• _Okuma metni_
Adalet ve Kalkınma Partisi 2002 yılında yolsuzluk, yoksulluk ve yasaklarla yani “3Y” ile mücadele etmek için iktidara geldiğini ifade etmişti. Kuruluş deklarasyonunu “3Y” ile mücadele temeline dayandıran partinin bugün geldiğimiz noktada ise 3 alanda da hiç de iyi bir sınav veremediği ortada. Biz de seçmenin Türkiye’deki yolsuzluk algısını ve derinleşen yoksulluğunu merak ettik.
Araştırma sonuçlarına göre 2002 yılından bu yana Türkiye’de AKP döneminde yolsuzluğun arttığını düşünen seçmen yüzde 52,4’lere varıyor. Üstelik partiler bazında kıyasladığımızda muhalif seçmenin yolsuzluğun arttığına dair algısı çok daha yüksek oranlarda.

• _Malzeme_
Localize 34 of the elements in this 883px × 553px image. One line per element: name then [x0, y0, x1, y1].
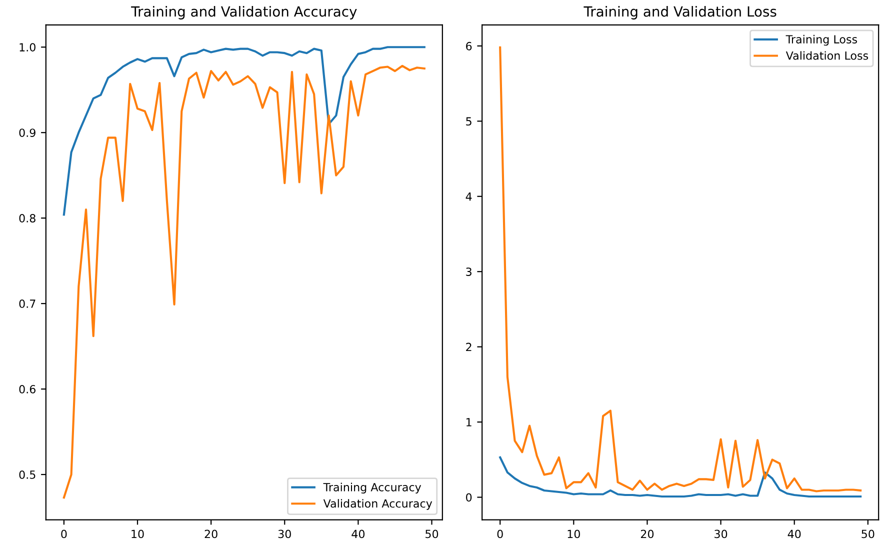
x-tick-label: 30 — [714, 530, 728, 538]
x-tick-label: 20 — [640, 530, 654, 538]
y-tick-label: 0.5 — [19, 470, 36, 479]
y-tick-label: 0.6 — [19, 385, 36, 394]
x-tick-label: 10 — [568, 530, 580, 538]
x-tick-label: 0 — [497, 530, 503, 538]
x-tick-label: 40 — [352, 530, 365, 538]
y-tick-label: 1 — [466, 418, 472, 426]
y-tick-label: 0.7 — [19, 300, 36, 308]
y-tick-label: 5 — [466, 117, 472, 126]
legend-label: Training Accuracy — [323, 482, 422, 494]
y-tick-label: 0.9 — [19, 128, 36, 137]
chart-title: Training and Validation Loss — [584, 6, 776, 20]
line-series — [62, 64, 426, 499]
y-tick-label: 4 — [466, 192, 472, 201]
y-tick-label: 2 — [466, 342, 472, 352]
chart-title: Training and Validation Accuracy — [131, 6, 357, 20]
legend-label: Validation Loss — [786, 51, 868, 60]
x-tick-label: 20 — [204, 530, 218, 538]
x-tick-label: 0 — [61, 530, 67, 538]
x-tick-label: 50 — [426, 530, 438, 538]
x-tick-label: 50 — [862, 530, 874, 538]
line-series — [62, 46, 426, 216]
legend-label: Training Loss — [786, 34, 858, 46]
legend-label: Validation Accuracy — [323, 499, 432, 510]
y-tick-label: 1.0 — [20, 43, 36, 52]
x-tick-label: 40 — [788, 530, 801, 538]
x-tick-label: 10 — [132, 530, 144, 538]
x-tick-label: 30 — [278, 530, 291, 538]
line-series — [499, 456, 862, 498]
y-tick-label: 6 — [466, 42, 472, 50]
y-tick-label: 0.8 — [19, 214, 36, 222]
y-tick-label: 3 — [466, 268, 472, 276]
y-tick-label: 0 — [466, 493, 472, 502]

• _Yapılacaklar_
- a) Okuma metninde "Adalet ve Kalkınma Partisi 2002 yılında" diye başlayan paragrafı, ana bilgilerini koruyarak madde listesine dönüştürün.
- b) Okuma metnine göre aşağıdaki soruları yanıtlayın:
(i) "3Y" kısaltması hangi üç kavramı kapsıyor?
(ii) 2002'den bu yana AKP döneminde yolsuzluğun arttığını düşünen seçmenin oranı yüzde kaçtır?
(iii) Yolsuzluğun arttığına dair algı hangi seçmen kesiminde çok daha yüksektir?
- c) Yolsuzluk ve yoksulluk algısı araştırmasını anlatan okuma metnini kaldığı yerden devam ettirin.

• _Yanıtlar_
- a)
- Adalet ve Kalkınma Partisi, 2002'de yolsuzluk, yoksulluk ve yasaklarla, yani "3Y" ile mücadele etmek için iktidara geldiğini söylemişti.
- Parti, kuruluş deklarasyonunu bu "3Y" ile mücadele temeline dayandırmıştı.
- Bugün partinin bu üç alanın hiçbirinde iyi bir sınav veremediği ortada.
- Seçmenin yolsuzluk algısı ve derinleşen yoksulluğu merak edildi.

- b)
(i) Yolsuzluk, yoksulluk ve yasaklar.
(ii) Yüzde 52,4'lere varıyor.
(iii) Muhalif seçmende.

- c)
“Sizce Türkiye’de ne derece yolsuzluk vardır?” sorusuna katılımcıların yüzde 77’si çok yolsuzluk vardır ve yolsuzluk vardır derken sadece yüzde 7,9’u Türkiye’de yolsuzluğun olmadığını söylemişlerdir. Sonucun partilere göre kırılımlarına baktığımızda ise yine muhalif seçmende yolsuzluk olduğu algısının çok daha yüksek boyutlara ulaştığını görmekteyiz. Aslında yolsuzluk algısının yüksek seviyelerde olması siyasal iktidarın yolsuzlukla mücadeleye bakışını önemli ölçüde ortaya koyuyor.
Daha da vahim olan bir diğer sonuç ise yolsuzluk yapanın gerekli cezayı alacağına inananların oranının yüzde 23,5 iken yaptığı yolsuzluğun yanına kalacağına inananların oranının yüzde 76,5 oranında olması. Bu inanç kaybı ne yazık ki yolsuzluğun toplum gözünde sıradanlaştırmasına hatta yolsuzluklara alışmış bir ülke haline gelmesine neden olduğu için oldukça tehlikeli.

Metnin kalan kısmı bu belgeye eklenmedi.